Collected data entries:
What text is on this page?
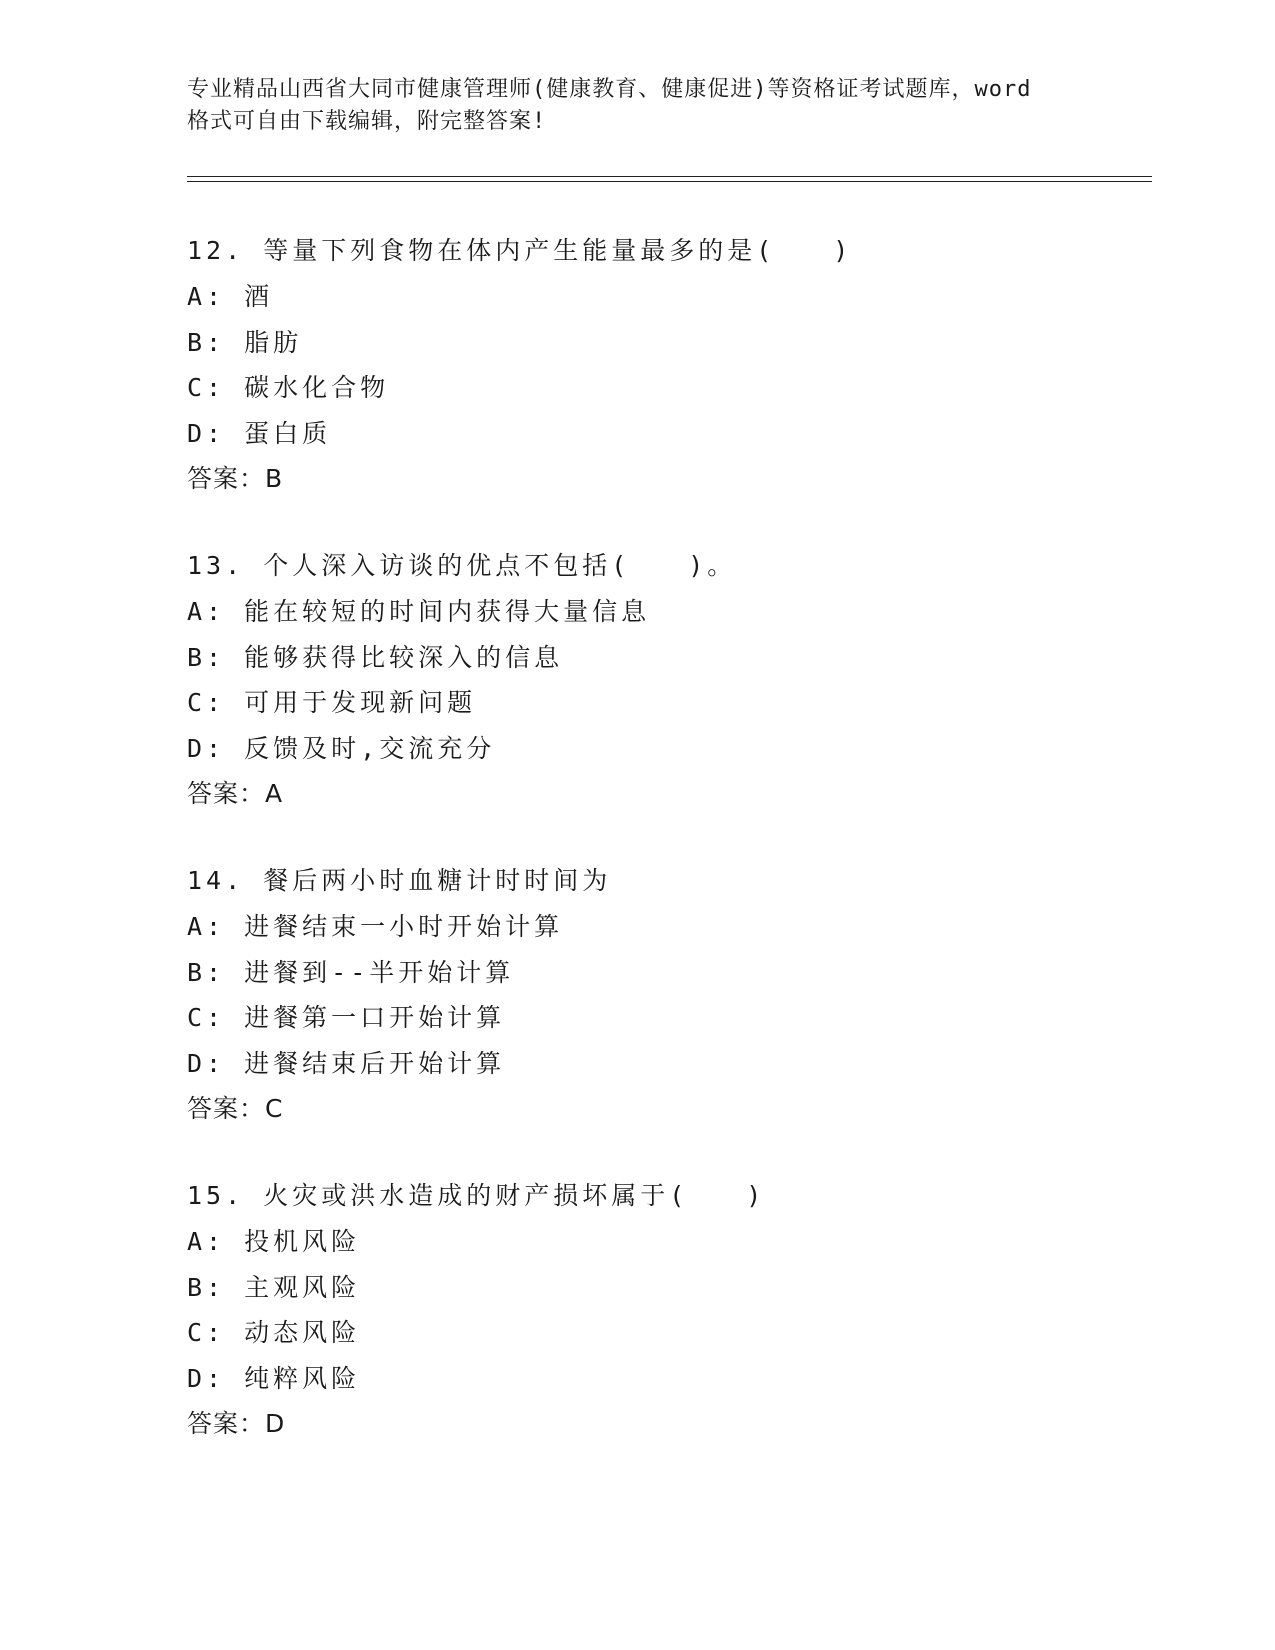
专业精品山西省大同市健康管理师(健康教育、健康促进)等资格证考试题库，word
格式可自由下载编辑，附完整答案!
12. 等量下列食物在体内产生能量最多的是(　　)
A: 酒
B: 脂肪
C: 碳水化合物
D: 蛋白质
答案：B
13. 个人深入访谈的优点不包括(　　)。
A: 能在较短的时间内获得大量信息
B: 能够获得比较深入的信息
C: 可用于发现新问题
D: 反馈及时,交流充分
答案：A
14. 餐后两小时血糖计时时间为
A: 进餐结束一小时开始计算
B: 进餐到--半开始计算
C: 进餐第一口开始计算
D: 进餐结束后开始计算
答案：C
15. 火灾或洪水造成的财产损坏属于(　　)
A: 投机风险
B: 主观风险
C: 动态风险
D: 纯粹风险
答案：D
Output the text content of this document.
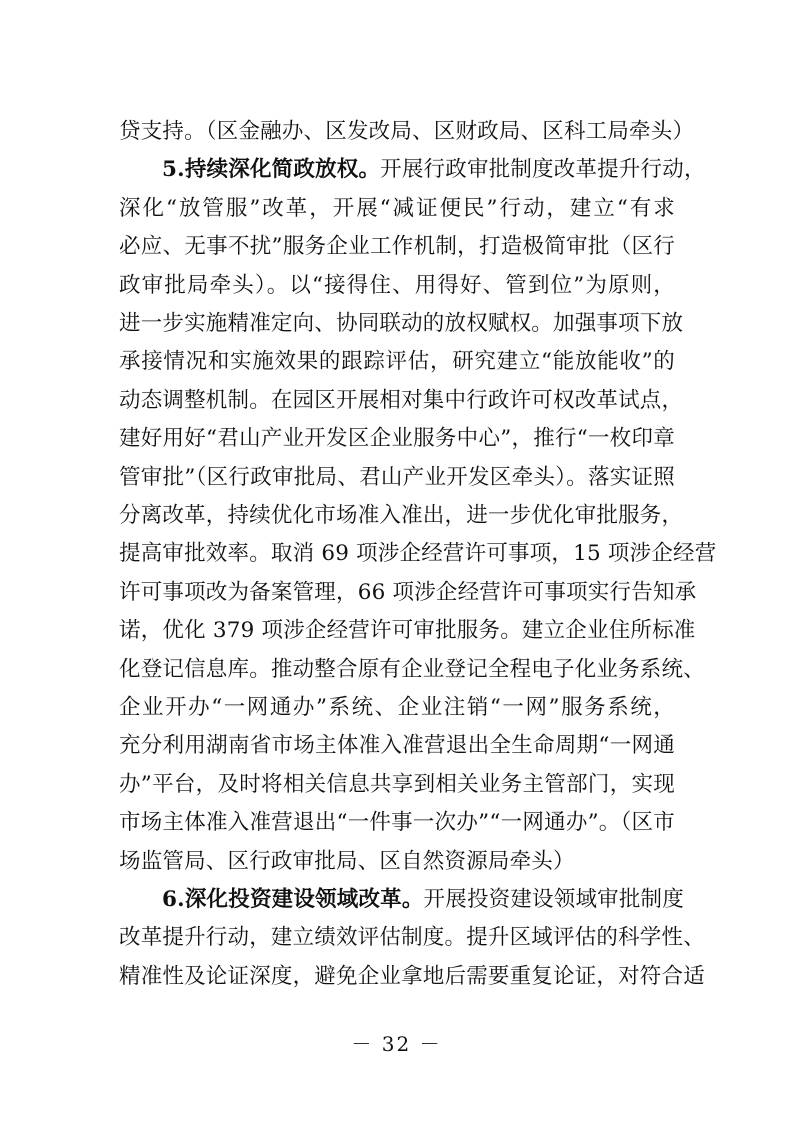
贷支持。（区金融办、区发改局、区财政局、区科工局牵头）
5.持续深化简政放权。开展行政审批制度改革提升行动，
深化“放管服”改革，开展“减证便民”行动，建立“有求
必应、无事不扰”服务企业工作机制，打造极简审批（区行
政审批局牵头）。以“接得住、用得好、管到位”为原则，
进一步实施精准定向、协同联动的放权赋权。加强事项下放
承接情况和实施效果的跟踪评估，研究建立“能放能收”的
动态调整机制。在园区开展相对集中行政许可权改革试点，
建好用好“君山产业开发区企业服务中心”，推行“一枚印章
管审批”（区行政审批局、君山产业开发区牵头）。落实证照
分离改革，持续优化市场准入准出，进一步优化审批服务，
提高审批效率。取消 69 项涉企经营许可事项，15 项涉企经营
许可事项改为备案管理，66 项涉企经营许可事项实行告知承
诺，优化 379 项涉企经营许可审批服务。建立企业住所标准
化登记信息库。推动整合原有企业登记全程电子化业务系统、
企业开办“一网通办”系统、企业注销“一网”服务系统，
充分利用湖南省市场主体准入准营退出全生命周期“一网通
办”平台，及时将相关信息共享到相关业务主管部门，实现
市场主体准入准营退出“一件事一次办”“一网通办”。（区市
场监管局、区行政审批局、区自然资源局牵头）
6.深化投资建设领域改革。开展投资建设领域审批制度
改革提升行动，建立绩效评估制度。提升区域评估的科学性、
精准性及论证深度，避免企业拿地后需要重复论证，对符合适
－ 32 －
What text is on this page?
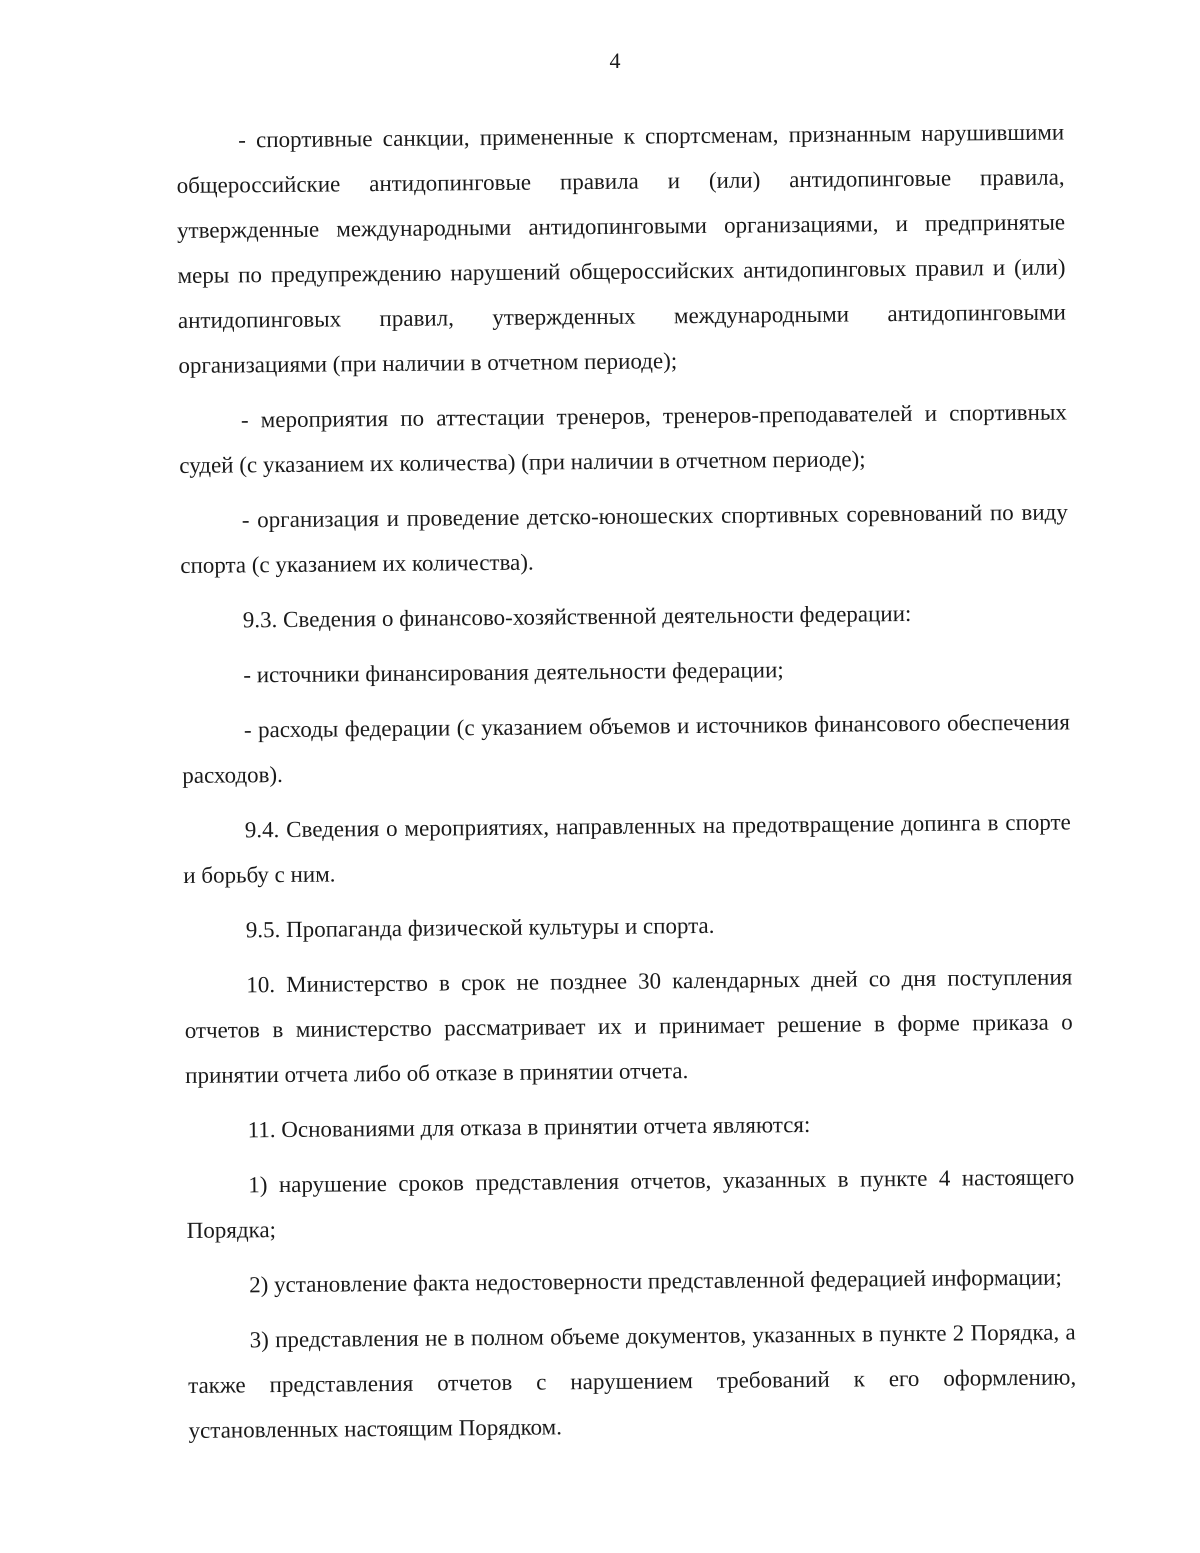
4

- спортивные санкции, примененные к спортсменам, признанным нарушившими общероссийские антидопинговые правила и (или) антидопинговые правила, утвержденные международными антидопинговыми организациями, и предпринятые меры по предупреждению нарушений общероссийских антидопинговых правил и (или) антидопинговых правил, утвержденных международными антидопинговыми организациями (при наличии в отчетном периоде);

- мероприятия по аттестации тренеров, тренеров-преподавателей и спортивных судей (с указанием их количества) (при наличии в отчетном периоде);

- организация и проведение детско-юношеских спортивных соревнований по виду спорта (с указанием их количества).

9.3. Сведения о финансово-хозяйственной деятельности федерации:

- источники финансирования деятельности федерации;

- расходы федерации (с указанием объемов и источников финансового обеспечения расходов).

9.4. Сведения о мероприятиях, направленных на предотвращение допинга в спорте и борьбу с ним.

9.5. Пропаганда физической культуры и спорта.

10. Министерство в срок не позднее 30 календарных дней со дня поступления отчетов в министерство рассматривает их и принимает решение в форме приказа о принятии отчета либо об отказе в принятии отчета.

11. Основаниями для отказа в принятии отчета являются:

1) нарушение сроков представления отчетов, указанных в пункте 4 настоящего Порядка;

2) установление факта недостоверности представленной федерацией информации;

3) представления не в полном объеме документов, указанных в пункте 2 Порядка, а также представления отчетов с нарушением требований к его оформлению, установленных настоящим Порядком.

Short exercise: Repeat the records above exactly, leaving out the pictures.

Solution for this problem:
What text is on this page?
专业精品山西省大同市健康管理师(健康教育、健康促进)等资格证考试题库，word
格式可自由下载编辑，附完整答案!
12. 等量下列食物在体内产生能量最多的是(　　)
A: 酒
B: 脂肪
C: 碳水化合物
D: 蛋白质
答案：B
13. 个人深入访谈的优点不包括(　　)。
A: 能在较短的时间内获得大量信息
B: 能够获得比较深入的信息
C: 可用于发现新问题
D: 反馈及时,交流充分
答案：A
14. 餐后两小时血糖计时时间为
A: 进餐结束一小时开始计算
B: 进餐到--半开始计算
C: 进餐第一口开始计算
D: 进餐结束后开始计算
答案：C
15. 火灾或洪水造成的财产损坏属于(　　)
A: 投机风险
B: 主观风险
C: 动态风险
D: 纯粹风险
答案：D
Output the text content of this document.
贷支持。（区金融办、区发改局、区财政局、区科工局牵头）
5.持续深化简政放权。开展行政审批制度改革提升行动，
深化“放管服”改革，开展“减证便民”行动，建立“有求
必应、无事不扰”服务企业工作机制，打造极简审批（区行
政审批局牵头）。以“接得住、用得好、管到位”为原则，
进一步实施精准定向、协同联动的放权赋权。加强事项下放
承接情况和实施效果的跟踪评估，研究建立“能放能收”的
动态调整机制。在园区开展相对集中行政许可权改革试点，
建好用好“君山产业开发区企业服务中心”，推行“一枚印章
管审批”（区行政审批局、君山产业开发区牵头）。落实证照
分离改革，持续优化市场准入准出，进一步优化审批服务，
提高审批效率。取消 69 项涉企经营许可事项，15 项涉企经营
许可事项改为备案管理，66 项涉企经营许可事项实行告知承
诺，优化 379 项涉企经营许可审批服务。建立企业住所标准
化登记信息库。推动整合原有企业登记全程电子化业务系统、
企业开办“一网通办”系统、企业注销“一网”服务系统，
充分利用湖南省市场主体准入准营退出全生命周期“一网通
办”平台，及时将相关信息共享到相关业务主管部门，实现
市场主体准入准营退出“一件事一次办”“一网通办”。（区市
场监管局、区行政审批局、区自然资源局牵头）
6.深化投资建设领域改革。开展投资建设领域审批制度
改革提升行动，建立绩效评估制度。提升区域评估的科学性、
精准性及论证深度，避免企业拿地后需要重复论证，对符合适
－ 32 －
What text is on this page?
4

- спортивные санкции, примененные к спортсменам, признанным нарушившими общероссийские антидопинговые правила и (или) антидопинговые правила, утвержденные международными антидопинговыми организациями, и предпринятые меры по предупреждению нарушений общероссийских антидопинговых правил и (или) антидопинговых правил, утвержденных международными антидопинговыми организациями (при наличии в отчетном периоде);

- мероприятия по аттестации тренеров, тренеров-преподавателей и спортивных судей (с указанием их количества) (при наличии в отчетном периоде);

- организация и проведение детско-юношеских спортивных соревнований по виду спорта (с указанием их количества).

9.3. Сведения о финансово-хозяйственной деятельности федерации:

- источники финансирования деятельности федерации;

- расходы федерации (с указанием объемов и источников финансового обеспечения расходов).

9.4. Сведения о мероприятиях, направленных на предотвращение допинга в спорте и борьбу с ним.

9.5. Пропаганда физической культуры и спорта.

10. Министерство в срок не позднее 30 календарных дней со дня поступления отчетов в министерство рассматривает их и принимает решение в форме приказа о принятии отчета либо об отказе в принятии отчета.

11. Основаниями для отказа в принятии отчета являются:

1) нарушение сроков представления отчетов, указанных в пункте 4 настоящего Порядка;

2) установление факта недостоверности представленной федерацией информации;

3) представления не в полном объеме документов, указанных в пункте 2 Порядка, а также представления отчетов с нарушением требований к его оформлению, установленных настоящим Порядком.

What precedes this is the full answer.